Reproduce the entries exactly.

(Excerpt from a dataset)
-----

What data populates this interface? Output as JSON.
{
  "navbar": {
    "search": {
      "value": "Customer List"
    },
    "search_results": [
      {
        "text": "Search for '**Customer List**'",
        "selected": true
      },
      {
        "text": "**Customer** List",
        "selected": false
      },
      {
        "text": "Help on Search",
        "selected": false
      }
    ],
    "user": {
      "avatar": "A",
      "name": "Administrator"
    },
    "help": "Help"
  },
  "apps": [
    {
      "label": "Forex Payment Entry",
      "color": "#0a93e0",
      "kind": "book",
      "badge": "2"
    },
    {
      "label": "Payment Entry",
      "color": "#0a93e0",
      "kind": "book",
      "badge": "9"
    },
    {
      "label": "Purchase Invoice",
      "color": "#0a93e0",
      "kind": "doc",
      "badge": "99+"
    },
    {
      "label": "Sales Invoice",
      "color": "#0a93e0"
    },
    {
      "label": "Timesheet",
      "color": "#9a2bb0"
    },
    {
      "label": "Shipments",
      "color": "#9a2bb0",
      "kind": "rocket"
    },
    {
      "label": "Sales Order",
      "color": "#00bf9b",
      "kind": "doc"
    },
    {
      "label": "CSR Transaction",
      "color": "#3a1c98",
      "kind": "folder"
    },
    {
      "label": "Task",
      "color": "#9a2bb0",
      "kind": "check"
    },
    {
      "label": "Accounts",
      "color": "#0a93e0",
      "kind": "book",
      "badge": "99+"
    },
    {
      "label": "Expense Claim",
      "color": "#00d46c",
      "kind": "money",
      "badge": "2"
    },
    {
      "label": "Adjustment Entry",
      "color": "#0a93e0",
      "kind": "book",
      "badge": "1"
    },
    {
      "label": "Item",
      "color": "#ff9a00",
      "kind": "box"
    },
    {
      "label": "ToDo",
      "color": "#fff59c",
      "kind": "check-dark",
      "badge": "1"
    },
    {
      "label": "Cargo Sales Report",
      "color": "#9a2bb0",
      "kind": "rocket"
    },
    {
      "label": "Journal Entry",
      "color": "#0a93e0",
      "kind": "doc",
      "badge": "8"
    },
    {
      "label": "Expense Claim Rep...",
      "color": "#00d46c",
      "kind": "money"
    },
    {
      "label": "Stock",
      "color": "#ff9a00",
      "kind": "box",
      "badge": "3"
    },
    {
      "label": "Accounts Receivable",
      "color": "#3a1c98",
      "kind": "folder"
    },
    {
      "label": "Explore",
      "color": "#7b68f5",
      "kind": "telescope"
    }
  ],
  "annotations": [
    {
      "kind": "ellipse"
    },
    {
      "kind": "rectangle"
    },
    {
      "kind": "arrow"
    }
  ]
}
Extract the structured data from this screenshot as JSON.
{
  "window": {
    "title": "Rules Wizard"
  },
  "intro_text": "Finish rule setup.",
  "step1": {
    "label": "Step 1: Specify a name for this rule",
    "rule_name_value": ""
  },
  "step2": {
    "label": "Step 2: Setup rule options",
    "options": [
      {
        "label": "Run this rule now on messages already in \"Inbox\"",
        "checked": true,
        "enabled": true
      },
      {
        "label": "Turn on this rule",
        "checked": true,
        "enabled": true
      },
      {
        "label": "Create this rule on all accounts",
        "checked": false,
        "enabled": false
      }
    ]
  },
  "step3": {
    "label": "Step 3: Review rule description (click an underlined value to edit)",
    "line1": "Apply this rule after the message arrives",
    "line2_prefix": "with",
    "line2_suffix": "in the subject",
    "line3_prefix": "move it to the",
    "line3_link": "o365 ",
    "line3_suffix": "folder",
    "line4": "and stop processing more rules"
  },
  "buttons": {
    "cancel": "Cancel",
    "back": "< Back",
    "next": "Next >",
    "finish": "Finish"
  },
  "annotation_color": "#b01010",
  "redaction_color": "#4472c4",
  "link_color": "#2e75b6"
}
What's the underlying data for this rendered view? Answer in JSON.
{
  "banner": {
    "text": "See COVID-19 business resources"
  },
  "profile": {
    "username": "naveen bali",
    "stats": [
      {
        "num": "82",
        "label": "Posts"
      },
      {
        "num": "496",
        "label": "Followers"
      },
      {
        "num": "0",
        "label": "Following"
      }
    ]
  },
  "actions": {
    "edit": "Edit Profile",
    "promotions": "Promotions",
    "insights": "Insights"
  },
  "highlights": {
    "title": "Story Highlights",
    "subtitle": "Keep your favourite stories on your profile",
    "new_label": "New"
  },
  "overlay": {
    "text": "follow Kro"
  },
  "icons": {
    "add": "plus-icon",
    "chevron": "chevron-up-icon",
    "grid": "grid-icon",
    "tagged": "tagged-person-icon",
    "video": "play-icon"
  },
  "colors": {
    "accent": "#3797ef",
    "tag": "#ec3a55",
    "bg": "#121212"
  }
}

-----

Complete answer:
What data populates this interface? Output as JSON.
{
  "navbar": {
    "search": {
      "value": "Customer List"
    },
    "search_results": [
      {
        "text": "Search for '**Customer List**'",
        "selected": true
      },
      {
        "text": "**Customer** List",
        "selected": false
      },
      {
        "text": "Help on Search",
        "selected": false
      }
    ],
    "user": {
      "avatar": "A",
      "name": "Administrator"
    },
    "help": "Help"
  },
  "apps": [
    {
      "label": "Forex Payment Entry",
      "color": "#0a93e0",
      "kind": "book",
      "badge": "2"
    },
    {
      "label": "Payment Entry",
      "color": "#0a93e0",
      "kind": "book",
      "badge": "9"
    },
    {
      "label": "Purchase Invoice",
      "color": "#0a93e0",
      "kind": "doc",
      "badge": "99+"
    },
    {
      "label": "Sales Invoice",
      "color": "#0a93e0"
    },
    {
      "label": "Timesheet",
      "color": "#9a2bb0"
    },
    {
      "label": "Shipments",
      "color": "#9a2bb0",
      "kind": "rocket"
    },
    {
      "label": "Sales Order",
      "color": "#00bf9b",
      "kind": "doc"
    },
    {
      "label": "CSR Transaction",
      "color": "#3a1c98",
      "kind": "folder"
    },
    {
      "label": "Task",
      "color": "#9a2bb0",
      "kind": "check"
    },
    {
      "label": "Accounts",
      "color": "#0a93e0",
      "kind": "book",
      "badge": "99+"
    },
    {
      "label": "Expense Claim",
      "color": "#00d46c",
      "kind": "money",
      "badge": "2"
    },
    {
      "label": "Adjustment Entry",
      "color": "#0a93e0",
      "kind": "book",
      "badge": "1"
    },
    {
      "label": "Item",
      "color": "#ff9a00",
      "kind": "box"
    },
    {
      "label": "ToDo",
      "color": "#fff59c",
      "kind": "check-dark",
      "badge": "1"
    },
    {
      "label": "Cargo Sales Report",
      "color": "#9a2bb0",
      "kind": "rocket"
    },
    {
      "label": "Journal Entry",
      "color": "#0a93e0",
      "kind": "doc",
      "badge": "8"
    },
    {
      "label": "Expense Claim Rep...",
      "color": "#00d46c",
      "kind": "money"
    },
    {
      "label": "Stock",
      "color": "#ff9a00",
      "kind": "box",
      "badge": "3"
    },
    {
      "label": "Accounts Receivable",
      "color": "#3a1c98",
      "kind": "folder"
    },
    {
      "label": "Explore",
      "color": "#7b68f5",
      "kind": "telescope"
    }
  ],
  "annotations": [
    {
      "kind": "ellipse"
    },
    {
      "kind": "rectangle"
    },
    {
      "kind": "arrow"
    }
  ]
}
Extract the structured data from this screenshot as JSON.
{
  "window": {
    "title": "Rules Wizard"
  },
  "intro_text": "Finish rule setup.",
  "step1": {
    "label": "Step 1: Specify a name for this rule",
    "rule_name_value": ""
  },
  "step2": {
    "label": "Step 2: Setup rule options",
    "options": [
      {
        "label": "Run this rule now on messages already in \"Inbox\"",
        "checked": true,
        "enabled": true
      },
      {
        "label": "Turn on this rule",
        "checked": true,
        "enabled": true
      },
      {
        "label": "Create this rule on all accounts",
        "checked": false,
        "enabled": false
      }
    ]
  },
  "step3": {
    "label": "Step 3: Review rule description (click an underlined value to edit)",
    "line1": "Apply this rule after the message arrives",
    "line2_prefix": "with",
    "line2_suffix": "in the subject",
    "line3_prefix": "move it to the",
    "line3_link": "o365 ",
    "line3_suffix": "folder",
    "line4": "and stop processing more rules"
  },
  "buttons": {
    "cancel": "Cancel",
    "back": "< Back",
    "next": "Next >",
    "finish": "Finish"
  },
  "annotation_color": "#b01010",
  "redaction_color": "#4472c4",
  "link_color": "#2e75b6"
}
What's the underlying data for this rendered view? Answer in JSON.
{
  "banner": {
    "text": "See COVID-19 business resources"
  },
  "profile": {
    "username": "naveen bali",
    "stats": [
      {
        "num": "82",
        "label": "Posts"
      },
      {
        "num": "496",
        "label": "Followers"
      },
      {
        "num": "0",
        "label": "Following"
      }
    ]
  },
  "actions": {
    "edit": "Edit Profile",
    "promotions": "Promotions",
    "insights": "Insights"
  },
  "highlights": {
    "title": "Story Highlights",
    "subtitle": "Keep your favourite stories on your profile",
    "new_label": "New"
  },
  "overlay": {
    "text": "follow Kro"
  },
  "icons": {
    "add": "plus-icon",
    "chevron": "chevron-up-icon",
    "grid": "grid-icon",
    "tagged": "tagged-person-icon",
    "video": "play-icon"
  },
  "colors": {
    "accent": "#3797ef",
    "tag": "#ec3a55",
    "bg": "#121212"
  }
}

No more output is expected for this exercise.